▶ _Objective_
Would you extract the whole listing below and retype it exactly?

begin Data for this exercise

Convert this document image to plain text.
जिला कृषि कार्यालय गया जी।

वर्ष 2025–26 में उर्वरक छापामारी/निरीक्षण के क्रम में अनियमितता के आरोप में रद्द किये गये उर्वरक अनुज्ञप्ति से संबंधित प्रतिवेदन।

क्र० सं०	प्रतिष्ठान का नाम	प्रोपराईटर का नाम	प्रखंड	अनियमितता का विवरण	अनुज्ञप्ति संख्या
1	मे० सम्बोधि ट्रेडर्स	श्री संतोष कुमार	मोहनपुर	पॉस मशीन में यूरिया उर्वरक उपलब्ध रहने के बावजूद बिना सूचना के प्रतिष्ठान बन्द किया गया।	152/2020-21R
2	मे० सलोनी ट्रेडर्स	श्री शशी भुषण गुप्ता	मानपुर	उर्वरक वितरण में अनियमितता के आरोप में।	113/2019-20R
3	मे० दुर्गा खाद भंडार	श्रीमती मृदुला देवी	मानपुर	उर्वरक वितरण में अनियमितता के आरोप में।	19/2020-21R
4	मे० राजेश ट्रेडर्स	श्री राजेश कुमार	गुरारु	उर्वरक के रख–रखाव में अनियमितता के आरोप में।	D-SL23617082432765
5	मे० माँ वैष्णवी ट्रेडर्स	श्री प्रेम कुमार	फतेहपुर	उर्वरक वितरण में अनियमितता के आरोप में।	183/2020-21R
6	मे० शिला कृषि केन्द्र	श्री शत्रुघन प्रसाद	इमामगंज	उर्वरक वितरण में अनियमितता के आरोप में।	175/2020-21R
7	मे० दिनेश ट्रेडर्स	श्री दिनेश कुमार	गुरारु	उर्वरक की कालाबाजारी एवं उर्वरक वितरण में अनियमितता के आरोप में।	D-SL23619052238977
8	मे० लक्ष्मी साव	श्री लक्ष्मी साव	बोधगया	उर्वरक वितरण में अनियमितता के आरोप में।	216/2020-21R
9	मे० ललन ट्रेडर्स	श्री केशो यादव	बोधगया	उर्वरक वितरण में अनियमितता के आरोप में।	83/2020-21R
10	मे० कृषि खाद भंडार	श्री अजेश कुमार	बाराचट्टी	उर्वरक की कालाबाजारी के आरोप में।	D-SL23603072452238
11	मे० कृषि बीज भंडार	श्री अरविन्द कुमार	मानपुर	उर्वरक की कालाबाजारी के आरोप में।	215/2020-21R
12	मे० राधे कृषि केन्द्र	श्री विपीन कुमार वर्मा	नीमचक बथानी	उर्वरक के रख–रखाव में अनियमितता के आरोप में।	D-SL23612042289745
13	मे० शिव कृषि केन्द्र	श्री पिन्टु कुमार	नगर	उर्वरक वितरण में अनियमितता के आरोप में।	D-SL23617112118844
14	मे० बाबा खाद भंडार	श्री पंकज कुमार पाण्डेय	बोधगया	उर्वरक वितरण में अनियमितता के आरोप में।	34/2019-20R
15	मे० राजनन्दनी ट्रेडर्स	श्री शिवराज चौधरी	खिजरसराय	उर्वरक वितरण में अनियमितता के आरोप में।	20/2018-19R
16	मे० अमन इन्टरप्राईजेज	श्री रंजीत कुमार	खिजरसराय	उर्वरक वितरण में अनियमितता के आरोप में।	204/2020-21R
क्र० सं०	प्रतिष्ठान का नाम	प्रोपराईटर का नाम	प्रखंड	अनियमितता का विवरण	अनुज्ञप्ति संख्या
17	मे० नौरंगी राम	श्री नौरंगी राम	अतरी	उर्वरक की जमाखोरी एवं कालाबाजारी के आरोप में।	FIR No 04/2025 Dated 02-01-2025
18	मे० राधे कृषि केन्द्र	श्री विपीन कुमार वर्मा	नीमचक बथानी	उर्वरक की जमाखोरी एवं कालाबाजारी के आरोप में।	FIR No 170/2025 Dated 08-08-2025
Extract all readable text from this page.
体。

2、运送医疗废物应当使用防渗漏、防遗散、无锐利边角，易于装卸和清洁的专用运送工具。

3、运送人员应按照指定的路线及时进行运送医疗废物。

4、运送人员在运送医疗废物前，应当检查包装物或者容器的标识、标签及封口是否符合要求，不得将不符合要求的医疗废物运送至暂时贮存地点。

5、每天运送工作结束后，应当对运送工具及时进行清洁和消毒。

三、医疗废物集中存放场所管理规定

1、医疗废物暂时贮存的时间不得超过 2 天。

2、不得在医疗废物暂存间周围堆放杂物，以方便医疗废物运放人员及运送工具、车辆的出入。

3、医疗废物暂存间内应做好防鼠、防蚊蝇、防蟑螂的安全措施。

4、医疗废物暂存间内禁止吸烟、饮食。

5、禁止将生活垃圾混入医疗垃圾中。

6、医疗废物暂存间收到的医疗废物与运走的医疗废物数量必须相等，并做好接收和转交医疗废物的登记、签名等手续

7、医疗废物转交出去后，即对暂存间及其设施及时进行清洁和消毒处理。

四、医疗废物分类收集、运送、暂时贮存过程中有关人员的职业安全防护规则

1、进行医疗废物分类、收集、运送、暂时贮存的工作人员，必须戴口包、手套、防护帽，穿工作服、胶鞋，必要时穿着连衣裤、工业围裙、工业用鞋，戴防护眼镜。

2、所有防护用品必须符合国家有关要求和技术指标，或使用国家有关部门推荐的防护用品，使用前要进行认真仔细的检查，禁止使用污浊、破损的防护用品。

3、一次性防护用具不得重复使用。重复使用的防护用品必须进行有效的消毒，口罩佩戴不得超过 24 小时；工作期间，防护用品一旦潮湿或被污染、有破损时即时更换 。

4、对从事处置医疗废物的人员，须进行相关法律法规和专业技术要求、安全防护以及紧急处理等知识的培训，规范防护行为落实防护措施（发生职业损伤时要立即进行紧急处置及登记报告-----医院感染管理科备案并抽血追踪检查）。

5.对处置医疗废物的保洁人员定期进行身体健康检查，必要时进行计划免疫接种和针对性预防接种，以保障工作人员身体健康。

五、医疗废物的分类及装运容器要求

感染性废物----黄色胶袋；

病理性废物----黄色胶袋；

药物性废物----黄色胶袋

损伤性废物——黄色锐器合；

end Data for this exercise

▶ _Answer in full_
Convert this document image to plain text.
जिला कृषि कार्यालय गया जी।

वर्ष 2025–26 में उर्वरक छापामारी/निरीक्षण के क्रम में अनियमितता के आरोप में रद्द किये गये उर्वरक अनुज्ञप्ति से संबंधित प्रतिवेदन।

क्र० सं०	प्रतिष्ठान का नाम	प्रोपराईटर का नाम	प्रखंड	अनियमितता का विवरण	अनुज्ञप्ति संख्या
1	मे० सम्बोधि ट्रेडर्स	श्री संतोष कुमार	मोहनपुर	पॉस मशीन में यूरिया उर्वरक उपलब्ध रहने के बावजूद बिना सूचना के प्रतिष्ठान बन्द किया गया।	152/2020-21R
2	मे० सलोनी ट्रेडर्स	श्री शशी भुषण गुप्ता	मानपुर	उर्वरक वितरण में अनियमितता के आरोप में।	113/2019-20R
3	मे० दुर्गा खाद भंडार	श्रीमती मृदुला देवी	मानपुर	उर्वरक वितरण में अनियमितता के आरोप में।	19/2020-21R
4	मे० राजेश ट्रेडर्स	श्री राजेश कुमार	गुरारु	उर्वरक के रख–रखाव में अनियमितता के आरोप में।	D-SL23617082432765
5	मे० माँ वैष्णवी ट्रेडर्स	श्री प्रेम कुमार	फतेहपुर	उर्वरक वितरण में अनियमितता के आरोप में।	183/2020-21R
6	मे० शिला कृषि केन्द्र	श्री शत्रुघन प्रसाद	इमामगंज	उर्वरक वितरण में अनियमितता के आरोप में।	175/2020-21R
7	मे० दिनेश ट्रेडर्स	श्री दिनेश कुमार	गुरारु	उर्वरक की कालाबाजारी एवं उर्वरक वितरण में अनियमितता के आरोप में।	D-SL23619052238977
8	मे० लक्ष्मी साव	श्री लक्ष्मी साव	बोधगया	उर्वरक वितरण में अनियमितता के आरोप में।	216/2020-21R
9	मे० ललन ट्रेडर्स	श्री केशो यादव	बोधगया	उर्वरक वितरण में अनियमितता के आरोप में।	83/2020-21R
10	मे० कृषि खाद भंडार	श्री अजेश कुमार	बाराचट्टी	उर्वरक की कालाबाजारी के आरोप में।	D-SL23603072452238
11	मे० कृषि बीज भंडार	श्री अरविन्द कुमार	मानपुर	उर्वरक की कालाबाजारी के आरोप में।	215/2020-21R
12	मे० राधे कृषि केन्द्र	श्री विपीन कुमार वर्मा	नीमचक बथानी	उर्वरक के रख–रखाव में अनियमितता के आरोप में।	D-SL23612042289745
13	मे० शिव कृषि केन्द्र	श्री पिन्टु कुमार	नगर	उर्वरक वितरण में अनियमितता के आरोप में।	D-SL23617112118844
14	मे० बाबा खाद भंडार	श्री पंकज कुमार पाण्डेय	बोधगया	उर्वरक वितरण में अनियमितता के आरोप में।	34/2019-20R
15	मे० राजनन्दनी ट्रेडर्स	श्री शिवराज चौधरी	खिजरसराय	उर्वरक वितरण में अनियमितता के आरोप में।	20/2018-19R
16	मे० अमन इन्टरप्राईजेज	श्री रंजीत कुमार	खिजरसराय	उर्वरक वितरण में अनियमितता के आरोप में।	204/2020-21R
क्र० सं०	प्रतिष्ठान का नाम	प्रोपराईटर का नाम	प्रखंड	अनियमितता का विवरण	अनुज्ञप्ति संख्या
17	मे० नौरंगी राम	श्री नौरंगी राम	अतरी	उर्वरक की जमाखोरी एवं कालाबाजारी के आरोप में।	FIR No 04/2025 Dated 02-01-2025
18	मे० राधे कृषि केन्द्र	श्री विपीन कुमार वर्मा	नीमचक बथानी	उर्वरक की जमाखोरी एवं कालाबाजारी के आरोप में।	FIR No 170/2025 Dated 08-08-2025
Extract all readable text from this page.
体。

2、运送医疗废物应当使用防渗漏、防遗散、无锐利边角，易于装卸和清洁的专用运送工具。

3、运送人员应按照指定的路线及时进行运送医疗废物。

4、运送人员在运送医疗废物前，应当检查包装物或者容器的标识、标签及封口是否符合要求，不得将不符合要求的医疗废物运送至暂时贮存地点。

5、每天运送工作结束后，应当对运送工具及时进行清洁和消毒。

三、医疗废物集中存放场所管理规定

1、医疗废物暂时贮存的时间不得超过 2 天。

2、不得在医疗废物暂存间周围堆放杂物，以方便医疗废物运放人员及运送工具、车辆的出入。

3、医疗废物暂存间内应做好防鼠、防蚊蝇、防蟑螂的安全措施。

4、医疗废物暂存间内禁止吸烟、饮食。

5、禁止将生活垃圾混入医疗垃圾中。

6、医疗废物暂存间收到的医疗废物与运走的医疗废物数量必须相等，并做好接收和转交医疗废物的登记、签名等手续

7、医疗废物转交出去后，即对暂存间及其设施及时进行清洁和消毒处理。

四、医疗废物分类收集、运送、暂时贮存过程中有关人员的职业安全防护规则

1、进行医疗废物分类、收集、运送、暂时贮存的工作人员，必须戴口包、手套、防护帽，穿工作服、胶鞋，必要时穿着连衣裤、工业围裙、工业用鞋，戴防护眼镜。

2、所有防护用品必须符合国家有关要求和技术指标，或使用国家有关部门推荐的防护用品，使用前要进行认真仔细的检查，禁止使用污浊、破损的防护用品。

3、一次性防护用具不得重复使用。重复使用的防护用品必须进行有效的消毒，口罩佩戴不得超过 24 小时；工作期间，防护用品一旦潮湿或被污染、有破损时即时更换 。

4、对从事处置医疗废物的人员，须进行相关法律法规和专业技术要求、安全防护以及紧急处理等知识的培训，规范防护行为落实防护措施（发生职业损伤时要立即进行紧急处置及登记报告-----医院感染管理科备案并抽血追踪检查）。

5.对处置医疗废物的保洁人员定期进行身体健康检查，必要时进行计划免疫接种和针对性预防接种，以保障工作人员身体健康。

五、医疗废物的分类及装运容器要求

感染性废物----黄色胶袋；

病理性废物----黄色胶袋；

药物性废物----黄色胶袋

损伤性废物——黄色锐器合；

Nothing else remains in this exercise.